* [RECORDS FOR PROCESSING]
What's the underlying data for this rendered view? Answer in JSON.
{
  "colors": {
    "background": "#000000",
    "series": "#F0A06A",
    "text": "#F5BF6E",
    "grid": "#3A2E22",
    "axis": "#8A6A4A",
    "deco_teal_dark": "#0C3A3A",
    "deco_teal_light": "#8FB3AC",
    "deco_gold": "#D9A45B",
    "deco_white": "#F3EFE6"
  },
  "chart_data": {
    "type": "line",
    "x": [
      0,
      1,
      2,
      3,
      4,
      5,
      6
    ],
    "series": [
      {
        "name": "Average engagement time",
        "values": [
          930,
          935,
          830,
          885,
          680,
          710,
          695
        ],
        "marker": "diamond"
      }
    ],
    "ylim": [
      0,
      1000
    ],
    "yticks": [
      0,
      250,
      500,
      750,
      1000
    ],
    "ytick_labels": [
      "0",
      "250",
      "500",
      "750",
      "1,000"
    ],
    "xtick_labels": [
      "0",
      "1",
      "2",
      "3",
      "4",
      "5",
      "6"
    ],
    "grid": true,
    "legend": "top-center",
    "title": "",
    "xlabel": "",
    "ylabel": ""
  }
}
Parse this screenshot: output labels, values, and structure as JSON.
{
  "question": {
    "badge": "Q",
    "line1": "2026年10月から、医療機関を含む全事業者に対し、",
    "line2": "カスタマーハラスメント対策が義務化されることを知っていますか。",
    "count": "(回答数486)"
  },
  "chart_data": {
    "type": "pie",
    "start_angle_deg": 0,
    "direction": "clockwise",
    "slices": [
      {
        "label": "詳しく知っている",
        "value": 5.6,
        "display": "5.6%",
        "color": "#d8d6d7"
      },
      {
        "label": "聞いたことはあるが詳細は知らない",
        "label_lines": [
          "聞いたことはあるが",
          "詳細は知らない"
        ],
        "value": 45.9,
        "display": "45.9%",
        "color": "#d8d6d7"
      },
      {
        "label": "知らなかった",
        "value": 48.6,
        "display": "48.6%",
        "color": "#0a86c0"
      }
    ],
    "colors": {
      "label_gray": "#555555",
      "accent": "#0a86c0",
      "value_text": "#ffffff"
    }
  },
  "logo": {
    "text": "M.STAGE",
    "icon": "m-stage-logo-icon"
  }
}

* [AIM] Using the records above, gather all lines where the string "JSON" is present.

* [SOLUTION TO THIS TASK]
What's the underlying data for this rendered view? Answer in JSON.
Parse this screenshot: output labels, values, and structure as JSON.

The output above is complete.